Calculate how many lines in the following records hold the word "vara", and report that number without comment.

> _Recorded data_
══════════

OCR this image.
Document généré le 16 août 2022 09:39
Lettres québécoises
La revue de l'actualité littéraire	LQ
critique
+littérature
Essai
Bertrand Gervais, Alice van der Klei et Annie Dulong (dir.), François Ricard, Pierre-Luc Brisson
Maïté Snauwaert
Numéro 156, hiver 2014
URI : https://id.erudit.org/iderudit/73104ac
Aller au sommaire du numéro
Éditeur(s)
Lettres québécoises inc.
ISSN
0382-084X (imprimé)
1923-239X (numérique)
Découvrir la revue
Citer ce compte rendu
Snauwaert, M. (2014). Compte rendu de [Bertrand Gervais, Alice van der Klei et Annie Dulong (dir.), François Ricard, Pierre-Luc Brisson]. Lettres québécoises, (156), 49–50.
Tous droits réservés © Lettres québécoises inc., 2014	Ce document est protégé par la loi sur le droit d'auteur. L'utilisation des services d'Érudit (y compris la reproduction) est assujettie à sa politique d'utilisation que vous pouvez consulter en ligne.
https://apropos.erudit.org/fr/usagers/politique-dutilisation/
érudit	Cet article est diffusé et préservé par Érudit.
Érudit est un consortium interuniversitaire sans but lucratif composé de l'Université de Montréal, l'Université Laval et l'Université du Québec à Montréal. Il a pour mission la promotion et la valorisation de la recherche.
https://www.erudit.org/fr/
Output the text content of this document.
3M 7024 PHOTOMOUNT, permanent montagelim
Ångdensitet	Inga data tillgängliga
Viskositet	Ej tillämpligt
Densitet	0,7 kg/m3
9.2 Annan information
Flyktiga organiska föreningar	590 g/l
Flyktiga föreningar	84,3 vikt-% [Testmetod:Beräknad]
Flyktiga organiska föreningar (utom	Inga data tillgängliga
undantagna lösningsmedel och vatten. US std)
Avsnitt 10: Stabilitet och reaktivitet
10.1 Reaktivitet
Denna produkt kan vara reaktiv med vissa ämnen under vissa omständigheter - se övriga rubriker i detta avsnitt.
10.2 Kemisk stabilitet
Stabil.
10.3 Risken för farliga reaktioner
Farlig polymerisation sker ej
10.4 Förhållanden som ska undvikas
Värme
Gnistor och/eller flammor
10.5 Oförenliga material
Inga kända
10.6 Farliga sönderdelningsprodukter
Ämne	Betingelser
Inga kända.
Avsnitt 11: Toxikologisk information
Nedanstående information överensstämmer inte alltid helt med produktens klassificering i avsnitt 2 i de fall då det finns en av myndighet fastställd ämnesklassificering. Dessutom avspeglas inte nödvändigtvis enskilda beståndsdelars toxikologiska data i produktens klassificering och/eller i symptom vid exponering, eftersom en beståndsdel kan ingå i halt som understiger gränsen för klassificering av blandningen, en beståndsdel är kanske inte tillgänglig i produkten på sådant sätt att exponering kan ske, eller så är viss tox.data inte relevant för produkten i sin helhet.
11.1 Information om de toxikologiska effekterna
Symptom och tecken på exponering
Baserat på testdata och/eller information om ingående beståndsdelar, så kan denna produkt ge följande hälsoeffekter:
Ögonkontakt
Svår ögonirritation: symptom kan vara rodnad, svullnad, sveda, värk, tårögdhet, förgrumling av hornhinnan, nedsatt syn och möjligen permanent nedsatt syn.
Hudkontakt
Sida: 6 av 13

══════════

> _Reply to the exercise_
2